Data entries
+---+
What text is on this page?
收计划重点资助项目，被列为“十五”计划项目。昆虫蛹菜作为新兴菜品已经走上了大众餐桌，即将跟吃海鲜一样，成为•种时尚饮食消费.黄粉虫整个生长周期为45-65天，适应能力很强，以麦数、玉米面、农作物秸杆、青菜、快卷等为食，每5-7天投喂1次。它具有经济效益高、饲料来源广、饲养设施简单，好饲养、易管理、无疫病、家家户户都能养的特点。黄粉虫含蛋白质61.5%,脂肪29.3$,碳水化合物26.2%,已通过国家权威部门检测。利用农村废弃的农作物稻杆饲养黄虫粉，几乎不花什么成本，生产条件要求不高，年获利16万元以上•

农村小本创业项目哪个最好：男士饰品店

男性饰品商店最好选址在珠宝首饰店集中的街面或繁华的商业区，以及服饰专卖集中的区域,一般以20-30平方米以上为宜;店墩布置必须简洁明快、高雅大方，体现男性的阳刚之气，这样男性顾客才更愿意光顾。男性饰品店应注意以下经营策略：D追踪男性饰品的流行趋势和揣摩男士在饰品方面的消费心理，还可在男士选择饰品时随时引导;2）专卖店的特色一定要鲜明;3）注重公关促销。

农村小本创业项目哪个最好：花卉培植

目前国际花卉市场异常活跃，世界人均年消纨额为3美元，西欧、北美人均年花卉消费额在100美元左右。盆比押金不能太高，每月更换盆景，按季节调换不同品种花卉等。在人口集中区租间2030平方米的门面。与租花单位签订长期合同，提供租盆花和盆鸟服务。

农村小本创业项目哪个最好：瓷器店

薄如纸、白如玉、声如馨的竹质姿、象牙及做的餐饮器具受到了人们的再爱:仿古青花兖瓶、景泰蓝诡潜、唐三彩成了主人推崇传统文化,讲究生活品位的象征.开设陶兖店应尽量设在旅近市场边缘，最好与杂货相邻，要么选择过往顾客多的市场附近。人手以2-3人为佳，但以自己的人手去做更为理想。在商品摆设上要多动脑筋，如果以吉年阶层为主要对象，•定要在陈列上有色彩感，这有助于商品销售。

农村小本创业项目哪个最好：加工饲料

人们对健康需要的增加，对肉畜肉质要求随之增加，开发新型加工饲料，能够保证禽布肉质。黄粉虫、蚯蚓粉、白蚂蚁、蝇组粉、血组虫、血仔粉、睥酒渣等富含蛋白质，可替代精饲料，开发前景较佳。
+---+
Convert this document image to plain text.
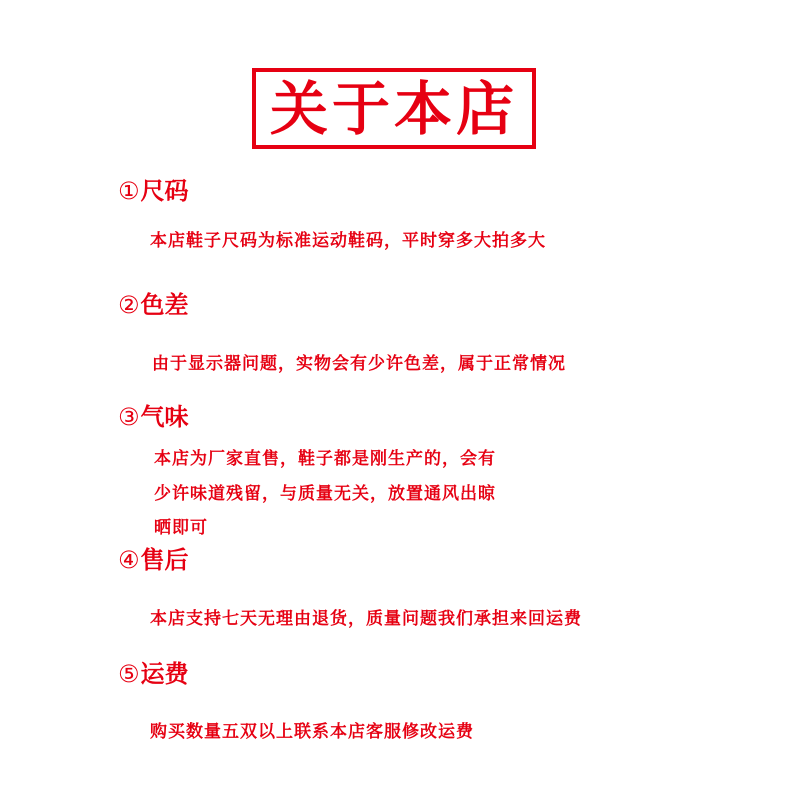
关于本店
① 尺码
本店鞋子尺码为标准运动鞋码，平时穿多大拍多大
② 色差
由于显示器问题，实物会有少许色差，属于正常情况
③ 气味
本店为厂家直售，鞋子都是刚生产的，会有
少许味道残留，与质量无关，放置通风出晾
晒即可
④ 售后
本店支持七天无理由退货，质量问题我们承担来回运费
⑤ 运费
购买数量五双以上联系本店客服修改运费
+---+
▶ _Problem statement_
Return each line among the entries that holds the word "text".

▶ _Problem solution_
What text is on this page?
Convert this document image to plain text.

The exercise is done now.